▶ Written request: All of the lines below are to be printed again exactly; images are excluded from the output.

▶ Exercise input:

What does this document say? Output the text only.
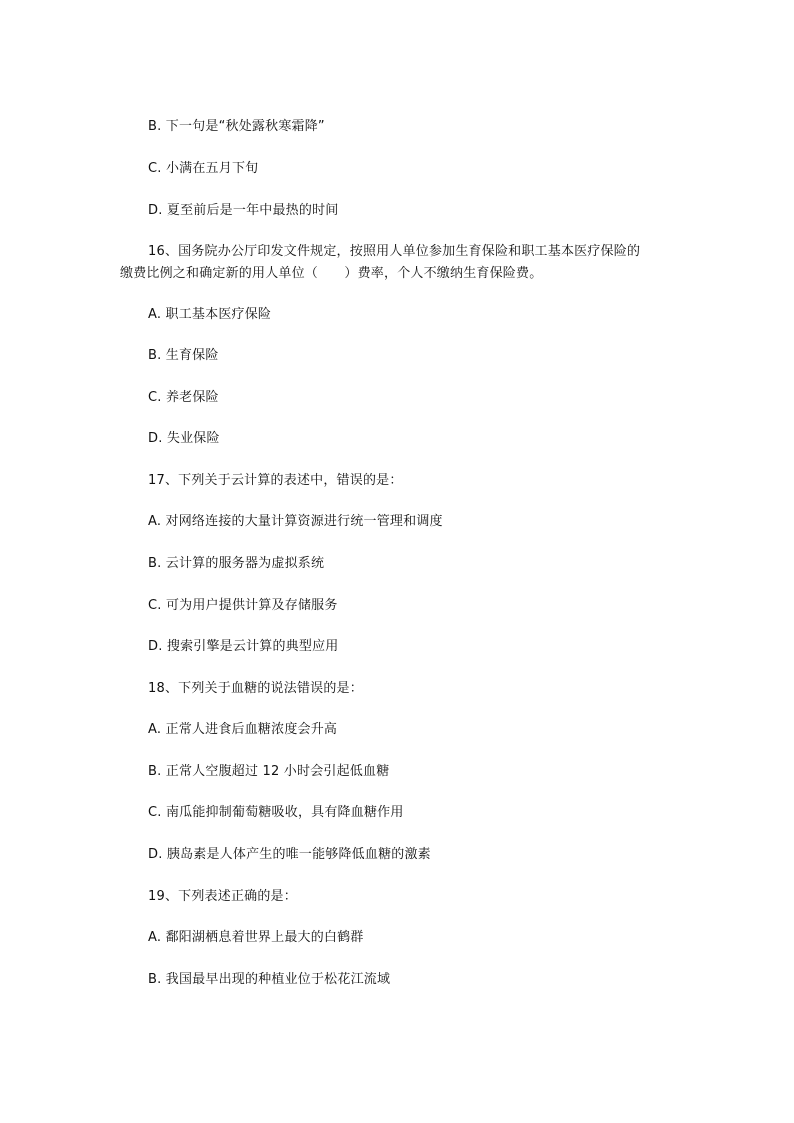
B. 下一句是“秋处露秋寒霜降”
C. 小满在五月下旬
D. 夏至前后是一年中最热的时间
16、国务院办公厅印发文件规定，按照用人单位参加生育保险和职工基本医疗保险的
缴费比例之和确定新的用人单位（　　）费率，个人不缴纳生育保险费。
A. 职工基本医疗保险
B. 生育保险
C. 养老保险
D. 失业保险
17、下列关于云计算的表述中，错误的是：
A. 对网络连接的大量计算资源进行统一管理和调度
B. 云计算的服务器为虚拟系统
C. 可为用户提供计算及存储服务
D. 搜索引擎是云计算的典型应用
18、下列关于血糖的说法错误的是：
A. 正常人进食后血糖浓度会升高
B. 正常人空腹超过 12 小时会引起低血糖
C. 南瓜能抑制葡萄糖吸收，具有降血糖作用
D. 胰岛素是人体产生的唯一能够降低血糖的激素
19、下列表述正确的是：
A. 鄱阳湖栖息着世界上最大的白鹤群
B. 我国最早出现的种植业位于松花江流域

▶ Task response:
What does this document say? Output the text only.
B. 下一句是“秋处露秋寒霜降”
C. 小满在五月下旬
D. 夏至前后是一年中最热的时间
16、国务院办公厅印发文件规定，按照用人单位参加生育保险和职工基本医疗保险的
缴费比例之和确定新的用人单位（　　）费率，个人不缴纳生育保险费。
A. 职工基本医疗保险
B. 生育保险
C. 养老保险
D. 失业保险
17、下列关于云计算的表述中，错误的是：
A. 对网络连接的大量计算资源进行统一管理和调度
B. 云计算的服务器为虚拟系统
C. 可为用户提供计算及存储服务
D. 搜索引擎是云计算的典型应用
18、下列关于血糖的说法错误的是：
A. 正常人进食后血糖浓度会升高
B. 正常人空腹超过 12 小时会引起低血糖
C. 南瓜能抑制葡萄糖吸收，具有降血糖作用
D. 胰岛素是人体产生的唯一能够降低血糖的激素
19、下列表述正确的是：
A. 鄱阳湖栖息着世界上最大的白鹤群
B. 我国最早出现的种植业位于松花江流域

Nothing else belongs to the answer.